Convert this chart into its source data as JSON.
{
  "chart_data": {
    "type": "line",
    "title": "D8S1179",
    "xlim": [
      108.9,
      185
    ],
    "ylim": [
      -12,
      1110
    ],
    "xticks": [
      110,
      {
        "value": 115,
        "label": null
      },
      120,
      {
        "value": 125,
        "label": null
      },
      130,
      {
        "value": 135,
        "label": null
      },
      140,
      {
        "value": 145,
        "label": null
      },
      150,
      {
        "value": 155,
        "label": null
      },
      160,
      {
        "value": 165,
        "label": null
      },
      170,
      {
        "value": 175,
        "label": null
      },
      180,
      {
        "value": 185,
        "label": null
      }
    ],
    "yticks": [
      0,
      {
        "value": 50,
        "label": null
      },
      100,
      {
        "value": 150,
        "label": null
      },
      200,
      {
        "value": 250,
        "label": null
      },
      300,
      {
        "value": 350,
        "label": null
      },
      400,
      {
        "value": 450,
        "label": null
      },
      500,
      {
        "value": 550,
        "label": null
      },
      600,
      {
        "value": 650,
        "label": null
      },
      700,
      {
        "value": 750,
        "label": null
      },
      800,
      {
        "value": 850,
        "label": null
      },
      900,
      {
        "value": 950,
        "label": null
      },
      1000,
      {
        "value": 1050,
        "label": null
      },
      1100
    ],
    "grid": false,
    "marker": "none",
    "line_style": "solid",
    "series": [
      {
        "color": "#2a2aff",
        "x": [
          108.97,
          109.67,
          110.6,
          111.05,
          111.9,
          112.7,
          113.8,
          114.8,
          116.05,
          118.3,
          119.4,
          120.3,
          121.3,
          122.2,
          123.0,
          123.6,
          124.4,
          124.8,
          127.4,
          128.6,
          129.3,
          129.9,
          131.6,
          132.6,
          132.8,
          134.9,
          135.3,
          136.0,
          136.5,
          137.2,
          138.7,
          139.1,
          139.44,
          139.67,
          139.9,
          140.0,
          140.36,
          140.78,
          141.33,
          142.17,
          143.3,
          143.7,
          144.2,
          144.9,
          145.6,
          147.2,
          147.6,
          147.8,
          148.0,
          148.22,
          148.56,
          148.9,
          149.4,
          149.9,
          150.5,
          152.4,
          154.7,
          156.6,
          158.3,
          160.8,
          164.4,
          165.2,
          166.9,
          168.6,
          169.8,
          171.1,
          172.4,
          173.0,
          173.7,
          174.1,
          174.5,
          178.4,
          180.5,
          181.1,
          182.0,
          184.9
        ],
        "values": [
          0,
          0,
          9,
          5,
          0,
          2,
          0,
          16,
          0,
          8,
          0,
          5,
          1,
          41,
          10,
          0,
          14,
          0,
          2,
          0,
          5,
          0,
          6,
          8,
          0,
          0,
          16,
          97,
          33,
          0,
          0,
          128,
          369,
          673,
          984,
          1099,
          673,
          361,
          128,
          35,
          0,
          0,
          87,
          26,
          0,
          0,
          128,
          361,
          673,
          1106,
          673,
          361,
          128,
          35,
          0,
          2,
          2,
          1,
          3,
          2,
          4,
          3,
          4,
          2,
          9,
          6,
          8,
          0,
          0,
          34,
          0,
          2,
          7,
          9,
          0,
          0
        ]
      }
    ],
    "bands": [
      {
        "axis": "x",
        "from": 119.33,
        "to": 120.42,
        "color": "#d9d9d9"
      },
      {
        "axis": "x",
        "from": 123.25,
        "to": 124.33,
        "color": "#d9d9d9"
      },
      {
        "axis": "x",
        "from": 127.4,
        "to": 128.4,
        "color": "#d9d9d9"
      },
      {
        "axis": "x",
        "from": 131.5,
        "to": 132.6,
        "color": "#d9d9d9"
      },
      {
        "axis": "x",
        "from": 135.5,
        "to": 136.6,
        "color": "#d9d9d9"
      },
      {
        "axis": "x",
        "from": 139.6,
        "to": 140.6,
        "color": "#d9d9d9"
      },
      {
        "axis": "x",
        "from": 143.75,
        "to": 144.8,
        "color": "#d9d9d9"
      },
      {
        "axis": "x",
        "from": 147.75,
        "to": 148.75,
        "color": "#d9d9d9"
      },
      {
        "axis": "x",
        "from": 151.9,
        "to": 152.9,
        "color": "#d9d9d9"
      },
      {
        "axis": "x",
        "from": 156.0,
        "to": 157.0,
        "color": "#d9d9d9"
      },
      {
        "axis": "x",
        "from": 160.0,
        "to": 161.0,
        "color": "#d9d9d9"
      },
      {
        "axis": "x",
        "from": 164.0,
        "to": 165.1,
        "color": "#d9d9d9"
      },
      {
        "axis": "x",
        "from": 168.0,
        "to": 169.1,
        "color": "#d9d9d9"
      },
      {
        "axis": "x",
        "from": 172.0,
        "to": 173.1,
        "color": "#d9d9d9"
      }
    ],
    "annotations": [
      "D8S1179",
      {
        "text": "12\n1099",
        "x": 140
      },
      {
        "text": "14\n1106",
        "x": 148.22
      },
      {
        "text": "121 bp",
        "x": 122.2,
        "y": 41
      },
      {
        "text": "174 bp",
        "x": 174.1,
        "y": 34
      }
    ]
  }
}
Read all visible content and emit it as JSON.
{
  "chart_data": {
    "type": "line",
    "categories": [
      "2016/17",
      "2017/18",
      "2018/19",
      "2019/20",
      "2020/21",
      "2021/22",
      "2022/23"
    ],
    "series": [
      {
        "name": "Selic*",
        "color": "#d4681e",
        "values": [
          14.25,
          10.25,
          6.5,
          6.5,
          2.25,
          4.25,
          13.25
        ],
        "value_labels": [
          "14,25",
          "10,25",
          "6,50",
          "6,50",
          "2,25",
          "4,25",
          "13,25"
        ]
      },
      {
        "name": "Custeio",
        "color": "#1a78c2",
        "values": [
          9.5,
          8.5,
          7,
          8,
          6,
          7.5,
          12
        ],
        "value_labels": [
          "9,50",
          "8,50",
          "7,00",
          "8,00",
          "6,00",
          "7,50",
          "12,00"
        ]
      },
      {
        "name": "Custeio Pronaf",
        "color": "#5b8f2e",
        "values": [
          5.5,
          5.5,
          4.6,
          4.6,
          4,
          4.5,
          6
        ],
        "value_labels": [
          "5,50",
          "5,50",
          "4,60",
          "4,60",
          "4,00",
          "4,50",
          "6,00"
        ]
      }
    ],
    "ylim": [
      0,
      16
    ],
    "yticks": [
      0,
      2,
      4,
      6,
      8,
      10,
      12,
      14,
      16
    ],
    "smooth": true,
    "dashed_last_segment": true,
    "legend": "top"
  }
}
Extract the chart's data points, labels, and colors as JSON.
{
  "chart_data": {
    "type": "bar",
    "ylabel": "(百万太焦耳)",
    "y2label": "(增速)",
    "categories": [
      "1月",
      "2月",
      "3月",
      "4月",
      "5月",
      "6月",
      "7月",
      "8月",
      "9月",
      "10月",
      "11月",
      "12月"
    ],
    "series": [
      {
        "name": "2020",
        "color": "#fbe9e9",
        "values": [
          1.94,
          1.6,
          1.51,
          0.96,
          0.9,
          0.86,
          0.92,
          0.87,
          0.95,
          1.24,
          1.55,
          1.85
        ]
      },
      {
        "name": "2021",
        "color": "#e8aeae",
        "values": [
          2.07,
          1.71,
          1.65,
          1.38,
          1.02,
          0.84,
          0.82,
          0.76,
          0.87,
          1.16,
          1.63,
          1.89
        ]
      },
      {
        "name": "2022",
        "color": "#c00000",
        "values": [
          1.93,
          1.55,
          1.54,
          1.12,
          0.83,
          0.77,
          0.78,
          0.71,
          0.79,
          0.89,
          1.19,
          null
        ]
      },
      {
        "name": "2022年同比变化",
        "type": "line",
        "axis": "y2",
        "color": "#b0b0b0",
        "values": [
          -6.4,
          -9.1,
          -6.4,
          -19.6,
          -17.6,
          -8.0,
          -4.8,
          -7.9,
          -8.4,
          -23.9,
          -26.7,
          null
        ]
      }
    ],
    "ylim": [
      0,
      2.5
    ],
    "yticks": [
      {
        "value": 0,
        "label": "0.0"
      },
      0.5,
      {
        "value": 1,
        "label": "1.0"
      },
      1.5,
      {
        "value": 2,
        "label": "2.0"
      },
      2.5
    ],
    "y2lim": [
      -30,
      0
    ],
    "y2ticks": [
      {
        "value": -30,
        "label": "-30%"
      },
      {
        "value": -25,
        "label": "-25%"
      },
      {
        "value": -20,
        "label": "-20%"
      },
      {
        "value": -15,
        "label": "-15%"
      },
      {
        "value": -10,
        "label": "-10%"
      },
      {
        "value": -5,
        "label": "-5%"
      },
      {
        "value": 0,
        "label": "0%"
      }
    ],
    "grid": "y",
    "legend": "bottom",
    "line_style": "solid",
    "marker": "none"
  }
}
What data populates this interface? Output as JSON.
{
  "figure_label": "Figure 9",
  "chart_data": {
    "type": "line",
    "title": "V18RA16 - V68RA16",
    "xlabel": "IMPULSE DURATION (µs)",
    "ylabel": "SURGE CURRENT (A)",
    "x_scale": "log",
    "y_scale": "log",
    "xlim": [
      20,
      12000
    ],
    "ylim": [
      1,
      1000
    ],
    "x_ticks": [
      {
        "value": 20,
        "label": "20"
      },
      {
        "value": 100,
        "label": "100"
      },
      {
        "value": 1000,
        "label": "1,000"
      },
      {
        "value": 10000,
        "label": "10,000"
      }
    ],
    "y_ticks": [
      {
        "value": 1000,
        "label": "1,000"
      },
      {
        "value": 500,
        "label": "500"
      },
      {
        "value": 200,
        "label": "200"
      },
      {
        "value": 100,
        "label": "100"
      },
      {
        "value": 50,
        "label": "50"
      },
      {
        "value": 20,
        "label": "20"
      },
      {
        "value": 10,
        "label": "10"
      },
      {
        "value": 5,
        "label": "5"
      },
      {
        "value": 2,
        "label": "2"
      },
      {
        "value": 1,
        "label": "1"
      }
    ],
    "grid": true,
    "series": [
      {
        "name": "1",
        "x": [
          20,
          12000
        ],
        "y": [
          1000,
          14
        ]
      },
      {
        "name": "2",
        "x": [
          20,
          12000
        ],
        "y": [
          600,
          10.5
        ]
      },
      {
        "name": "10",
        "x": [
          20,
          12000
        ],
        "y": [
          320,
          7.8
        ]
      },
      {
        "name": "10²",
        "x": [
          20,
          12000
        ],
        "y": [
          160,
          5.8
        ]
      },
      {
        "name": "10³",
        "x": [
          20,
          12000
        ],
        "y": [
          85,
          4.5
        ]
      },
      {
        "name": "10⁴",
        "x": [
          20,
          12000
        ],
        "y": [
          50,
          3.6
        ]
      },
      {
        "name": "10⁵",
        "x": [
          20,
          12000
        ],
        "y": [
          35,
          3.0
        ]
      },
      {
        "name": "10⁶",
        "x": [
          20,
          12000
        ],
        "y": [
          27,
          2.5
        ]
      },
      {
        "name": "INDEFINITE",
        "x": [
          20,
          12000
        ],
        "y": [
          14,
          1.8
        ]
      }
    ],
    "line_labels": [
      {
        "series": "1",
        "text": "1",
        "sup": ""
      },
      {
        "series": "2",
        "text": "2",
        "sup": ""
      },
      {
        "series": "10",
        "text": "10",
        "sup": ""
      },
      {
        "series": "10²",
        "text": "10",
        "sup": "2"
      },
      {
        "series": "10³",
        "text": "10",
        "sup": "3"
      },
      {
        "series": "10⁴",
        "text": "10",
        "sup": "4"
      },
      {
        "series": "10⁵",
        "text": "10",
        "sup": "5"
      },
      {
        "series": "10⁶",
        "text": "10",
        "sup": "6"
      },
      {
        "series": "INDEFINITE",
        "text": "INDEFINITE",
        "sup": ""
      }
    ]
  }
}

(Requirement):
Gather all lines with the string "INDEFINITE" from the data.

(Answer to the task):
        "name": "INDEFINITE",
        "series": "INDEFINITE",
        "text": "INDEFINITE",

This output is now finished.